▸ Instructions for the task: Read the listing and extract each line that includes the word "Precipitación".

Data records
** Start **

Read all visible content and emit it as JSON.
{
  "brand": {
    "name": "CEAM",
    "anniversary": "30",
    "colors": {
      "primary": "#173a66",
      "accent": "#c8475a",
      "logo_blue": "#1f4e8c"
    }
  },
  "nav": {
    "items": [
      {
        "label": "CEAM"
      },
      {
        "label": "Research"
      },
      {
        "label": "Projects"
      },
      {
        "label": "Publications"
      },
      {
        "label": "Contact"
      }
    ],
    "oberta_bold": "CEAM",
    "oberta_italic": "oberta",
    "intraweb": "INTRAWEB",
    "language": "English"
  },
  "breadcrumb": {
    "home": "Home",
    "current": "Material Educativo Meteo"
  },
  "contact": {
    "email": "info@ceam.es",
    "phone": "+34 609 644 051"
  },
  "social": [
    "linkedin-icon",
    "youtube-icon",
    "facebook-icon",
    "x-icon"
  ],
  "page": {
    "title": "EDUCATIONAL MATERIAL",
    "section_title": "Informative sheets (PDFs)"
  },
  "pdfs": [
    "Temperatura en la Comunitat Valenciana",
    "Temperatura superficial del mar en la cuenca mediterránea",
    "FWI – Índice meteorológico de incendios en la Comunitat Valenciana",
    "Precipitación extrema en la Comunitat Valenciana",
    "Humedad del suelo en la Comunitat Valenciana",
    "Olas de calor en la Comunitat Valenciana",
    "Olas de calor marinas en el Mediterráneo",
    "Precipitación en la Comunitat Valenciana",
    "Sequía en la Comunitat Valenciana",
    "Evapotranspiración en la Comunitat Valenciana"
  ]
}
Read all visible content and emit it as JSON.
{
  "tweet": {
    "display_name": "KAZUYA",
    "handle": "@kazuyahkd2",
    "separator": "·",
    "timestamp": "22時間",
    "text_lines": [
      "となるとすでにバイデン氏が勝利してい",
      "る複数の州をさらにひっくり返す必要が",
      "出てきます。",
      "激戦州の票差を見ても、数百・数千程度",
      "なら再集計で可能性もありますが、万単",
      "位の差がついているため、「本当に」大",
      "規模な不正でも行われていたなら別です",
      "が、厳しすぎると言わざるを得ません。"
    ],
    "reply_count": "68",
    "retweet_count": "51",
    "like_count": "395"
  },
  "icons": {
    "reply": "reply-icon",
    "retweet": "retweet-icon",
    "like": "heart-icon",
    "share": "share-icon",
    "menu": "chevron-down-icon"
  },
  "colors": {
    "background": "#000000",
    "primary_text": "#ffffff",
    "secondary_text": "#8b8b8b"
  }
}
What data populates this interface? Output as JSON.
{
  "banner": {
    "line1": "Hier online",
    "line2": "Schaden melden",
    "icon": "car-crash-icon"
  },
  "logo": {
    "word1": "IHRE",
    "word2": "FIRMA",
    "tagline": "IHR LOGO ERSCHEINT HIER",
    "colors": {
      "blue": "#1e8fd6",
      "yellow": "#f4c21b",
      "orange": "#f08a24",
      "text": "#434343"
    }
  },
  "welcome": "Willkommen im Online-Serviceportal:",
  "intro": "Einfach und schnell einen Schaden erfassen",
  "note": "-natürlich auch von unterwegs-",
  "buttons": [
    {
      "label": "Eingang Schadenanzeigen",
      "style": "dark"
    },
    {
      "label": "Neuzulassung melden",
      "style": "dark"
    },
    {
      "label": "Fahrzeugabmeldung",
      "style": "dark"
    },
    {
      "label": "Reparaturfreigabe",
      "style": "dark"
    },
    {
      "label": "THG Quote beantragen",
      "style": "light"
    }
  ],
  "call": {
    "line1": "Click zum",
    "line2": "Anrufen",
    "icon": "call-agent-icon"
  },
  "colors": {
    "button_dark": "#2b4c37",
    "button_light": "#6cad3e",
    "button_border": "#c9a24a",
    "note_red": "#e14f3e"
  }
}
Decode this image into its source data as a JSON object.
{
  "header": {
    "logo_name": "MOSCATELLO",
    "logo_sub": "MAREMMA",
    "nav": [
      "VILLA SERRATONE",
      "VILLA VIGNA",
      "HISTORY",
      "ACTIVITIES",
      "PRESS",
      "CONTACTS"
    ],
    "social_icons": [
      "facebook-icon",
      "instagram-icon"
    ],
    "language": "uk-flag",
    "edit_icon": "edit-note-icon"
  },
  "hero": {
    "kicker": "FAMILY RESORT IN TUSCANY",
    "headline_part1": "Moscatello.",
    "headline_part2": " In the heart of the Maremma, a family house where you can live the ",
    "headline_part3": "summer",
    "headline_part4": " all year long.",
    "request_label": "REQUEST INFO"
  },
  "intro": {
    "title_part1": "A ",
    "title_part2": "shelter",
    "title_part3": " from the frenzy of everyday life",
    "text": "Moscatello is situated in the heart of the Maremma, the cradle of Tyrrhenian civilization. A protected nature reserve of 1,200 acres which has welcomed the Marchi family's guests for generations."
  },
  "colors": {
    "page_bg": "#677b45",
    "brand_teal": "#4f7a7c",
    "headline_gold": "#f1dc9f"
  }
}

** End **

▸ Complete output:
    "Precipitación extrema en la Comunitat Valenciana",
    "Precipitación en la Comunitat Valenciana",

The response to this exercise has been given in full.